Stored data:
········
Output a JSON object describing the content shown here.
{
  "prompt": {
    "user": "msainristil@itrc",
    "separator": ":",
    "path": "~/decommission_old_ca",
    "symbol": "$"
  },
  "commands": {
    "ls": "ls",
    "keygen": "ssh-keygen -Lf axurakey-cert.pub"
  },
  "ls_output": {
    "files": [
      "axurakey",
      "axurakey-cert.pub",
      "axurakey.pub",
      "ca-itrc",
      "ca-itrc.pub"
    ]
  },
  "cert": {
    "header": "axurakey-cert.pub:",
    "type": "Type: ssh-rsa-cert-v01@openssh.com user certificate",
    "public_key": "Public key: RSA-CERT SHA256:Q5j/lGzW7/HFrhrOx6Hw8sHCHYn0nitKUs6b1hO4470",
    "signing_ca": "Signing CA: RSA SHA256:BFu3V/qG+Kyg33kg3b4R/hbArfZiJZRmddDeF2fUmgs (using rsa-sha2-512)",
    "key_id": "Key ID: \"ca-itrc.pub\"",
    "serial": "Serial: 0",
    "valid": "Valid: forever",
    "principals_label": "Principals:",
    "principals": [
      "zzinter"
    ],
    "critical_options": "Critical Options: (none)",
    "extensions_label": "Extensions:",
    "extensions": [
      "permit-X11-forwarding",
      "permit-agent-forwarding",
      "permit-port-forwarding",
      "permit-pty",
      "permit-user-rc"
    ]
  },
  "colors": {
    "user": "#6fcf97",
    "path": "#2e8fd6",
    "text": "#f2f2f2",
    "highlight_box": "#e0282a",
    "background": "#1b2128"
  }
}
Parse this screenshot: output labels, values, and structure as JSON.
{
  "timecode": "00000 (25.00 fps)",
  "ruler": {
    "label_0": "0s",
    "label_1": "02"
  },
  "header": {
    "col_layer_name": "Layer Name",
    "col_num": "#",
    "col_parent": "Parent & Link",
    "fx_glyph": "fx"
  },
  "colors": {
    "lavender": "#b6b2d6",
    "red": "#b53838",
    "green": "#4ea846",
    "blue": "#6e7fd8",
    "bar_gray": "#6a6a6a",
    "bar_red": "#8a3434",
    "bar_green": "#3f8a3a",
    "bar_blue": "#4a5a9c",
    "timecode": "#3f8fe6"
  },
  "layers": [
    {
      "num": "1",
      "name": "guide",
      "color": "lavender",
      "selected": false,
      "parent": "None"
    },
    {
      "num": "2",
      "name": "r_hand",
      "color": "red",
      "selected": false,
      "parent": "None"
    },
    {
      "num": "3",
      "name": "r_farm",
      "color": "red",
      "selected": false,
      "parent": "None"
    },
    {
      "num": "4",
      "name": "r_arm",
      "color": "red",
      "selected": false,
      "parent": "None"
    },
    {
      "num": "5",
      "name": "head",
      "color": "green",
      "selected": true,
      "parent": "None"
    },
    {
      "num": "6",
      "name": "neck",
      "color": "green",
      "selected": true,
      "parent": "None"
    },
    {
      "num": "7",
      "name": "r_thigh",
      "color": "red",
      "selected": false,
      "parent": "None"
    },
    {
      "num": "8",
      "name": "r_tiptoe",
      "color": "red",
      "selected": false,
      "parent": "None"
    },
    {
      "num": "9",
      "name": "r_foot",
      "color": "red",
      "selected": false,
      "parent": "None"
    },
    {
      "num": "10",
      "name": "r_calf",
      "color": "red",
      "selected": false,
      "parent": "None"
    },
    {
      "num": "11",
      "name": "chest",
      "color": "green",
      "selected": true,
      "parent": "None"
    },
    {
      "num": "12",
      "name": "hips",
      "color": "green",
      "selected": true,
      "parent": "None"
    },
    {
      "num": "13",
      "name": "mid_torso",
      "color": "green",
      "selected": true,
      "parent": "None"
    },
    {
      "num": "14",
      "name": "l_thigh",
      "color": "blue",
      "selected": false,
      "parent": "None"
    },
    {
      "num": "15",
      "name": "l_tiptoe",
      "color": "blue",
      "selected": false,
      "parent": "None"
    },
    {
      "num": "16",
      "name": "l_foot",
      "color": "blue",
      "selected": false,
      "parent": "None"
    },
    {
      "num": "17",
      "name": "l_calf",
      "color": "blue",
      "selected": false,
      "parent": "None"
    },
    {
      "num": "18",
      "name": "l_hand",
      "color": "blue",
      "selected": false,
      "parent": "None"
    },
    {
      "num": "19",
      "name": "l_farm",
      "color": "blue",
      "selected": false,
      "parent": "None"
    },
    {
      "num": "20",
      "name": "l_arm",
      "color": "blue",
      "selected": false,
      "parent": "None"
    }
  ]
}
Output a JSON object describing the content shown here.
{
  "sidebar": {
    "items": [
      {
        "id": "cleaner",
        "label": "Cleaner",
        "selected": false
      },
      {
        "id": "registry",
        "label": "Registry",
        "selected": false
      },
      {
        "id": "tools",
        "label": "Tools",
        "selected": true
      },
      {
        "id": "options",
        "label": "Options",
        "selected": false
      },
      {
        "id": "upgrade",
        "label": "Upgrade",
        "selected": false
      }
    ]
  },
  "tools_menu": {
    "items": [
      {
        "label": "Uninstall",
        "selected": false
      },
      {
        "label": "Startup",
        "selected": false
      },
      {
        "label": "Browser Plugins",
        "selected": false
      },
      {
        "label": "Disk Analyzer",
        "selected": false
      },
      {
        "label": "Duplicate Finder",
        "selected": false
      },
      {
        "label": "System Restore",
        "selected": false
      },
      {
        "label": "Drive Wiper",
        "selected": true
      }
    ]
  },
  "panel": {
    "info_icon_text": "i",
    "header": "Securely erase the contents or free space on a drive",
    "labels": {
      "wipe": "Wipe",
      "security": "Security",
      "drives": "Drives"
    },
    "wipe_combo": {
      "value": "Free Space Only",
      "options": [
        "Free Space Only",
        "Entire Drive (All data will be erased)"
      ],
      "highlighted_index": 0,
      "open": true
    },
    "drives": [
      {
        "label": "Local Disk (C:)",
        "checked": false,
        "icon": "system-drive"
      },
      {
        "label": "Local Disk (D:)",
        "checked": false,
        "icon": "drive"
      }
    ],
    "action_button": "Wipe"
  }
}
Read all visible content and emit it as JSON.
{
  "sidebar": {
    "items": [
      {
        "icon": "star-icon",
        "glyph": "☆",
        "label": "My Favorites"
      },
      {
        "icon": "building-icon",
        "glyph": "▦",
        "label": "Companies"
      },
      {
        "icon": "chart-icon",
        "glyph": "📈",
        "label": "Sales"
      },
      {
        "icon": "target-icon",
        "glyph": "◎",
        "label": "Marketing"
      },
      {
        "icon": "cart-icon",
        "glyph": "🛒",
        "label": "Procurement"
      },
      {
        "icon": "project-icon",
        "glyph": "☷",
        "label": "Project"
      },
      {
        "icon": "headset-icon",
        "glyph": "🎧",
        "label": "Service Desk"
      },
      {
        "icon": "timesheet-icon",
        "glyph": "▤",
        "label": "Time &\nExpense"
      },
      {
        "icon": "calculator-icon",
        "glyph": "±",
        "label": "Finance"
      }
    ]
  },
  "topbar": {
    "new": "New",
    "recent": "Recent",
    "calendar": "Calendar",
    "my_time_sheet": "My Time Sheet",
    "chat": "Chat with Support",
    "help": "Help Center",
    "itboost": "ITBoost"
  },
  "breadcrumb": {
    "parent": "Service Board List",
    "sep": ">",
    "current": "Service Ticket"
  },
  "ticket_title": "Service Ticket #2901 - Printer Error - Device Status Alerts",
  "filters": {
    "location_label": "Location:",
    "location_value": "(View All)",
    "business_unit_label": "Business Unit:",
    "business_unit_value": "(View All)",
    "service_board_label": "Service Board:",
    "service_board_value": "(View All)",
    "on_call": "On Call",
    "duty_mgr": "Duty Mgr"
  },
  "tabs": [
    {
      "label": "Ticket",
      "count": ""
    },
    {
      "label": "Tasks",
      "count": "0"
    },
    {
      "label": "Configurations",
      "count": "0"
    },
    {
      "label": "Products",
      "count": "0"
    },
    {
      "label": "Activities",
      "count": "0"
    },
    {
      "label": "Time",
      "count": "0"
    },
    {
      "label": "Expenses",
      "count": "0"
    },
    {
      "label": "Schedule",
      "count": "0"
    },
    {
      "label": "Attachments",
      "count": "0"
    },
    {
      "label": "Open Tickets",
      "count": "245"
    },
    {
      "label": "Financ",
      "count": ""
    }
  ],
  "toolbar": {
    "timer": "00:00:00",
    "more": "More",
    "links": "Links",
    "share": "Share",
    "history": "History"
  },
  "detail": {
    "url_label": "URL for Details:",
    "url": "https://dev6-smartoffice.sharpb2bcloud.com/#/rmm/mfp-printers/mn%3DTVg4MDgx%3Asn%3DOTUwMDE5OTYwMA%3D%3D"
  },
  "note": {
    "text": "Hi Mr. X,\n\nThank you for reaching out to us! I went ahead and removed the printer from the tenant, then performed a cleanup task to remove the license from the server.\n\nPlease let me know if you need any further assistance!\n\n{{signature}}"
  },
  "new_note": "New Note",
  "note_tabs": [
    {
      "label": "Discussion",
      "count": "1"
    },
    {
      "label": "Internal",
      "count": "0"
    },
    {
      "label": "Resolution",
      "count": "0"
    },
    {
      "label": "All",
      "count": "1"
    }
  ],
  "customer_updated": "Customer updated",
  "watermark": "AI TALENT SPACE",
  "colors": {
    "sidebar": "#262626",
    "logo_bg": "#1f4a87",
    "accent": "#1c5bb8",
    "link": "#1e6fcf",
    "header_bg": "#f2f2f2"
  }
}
········
Required task: Pick out the lines containing the string "permit".

Expected answer:
      "permit-X11-forwarding",
      "permit-agent-forwarding",
      "permit-port-forwarding",
      "permit-pty",
      "permit-user-rc"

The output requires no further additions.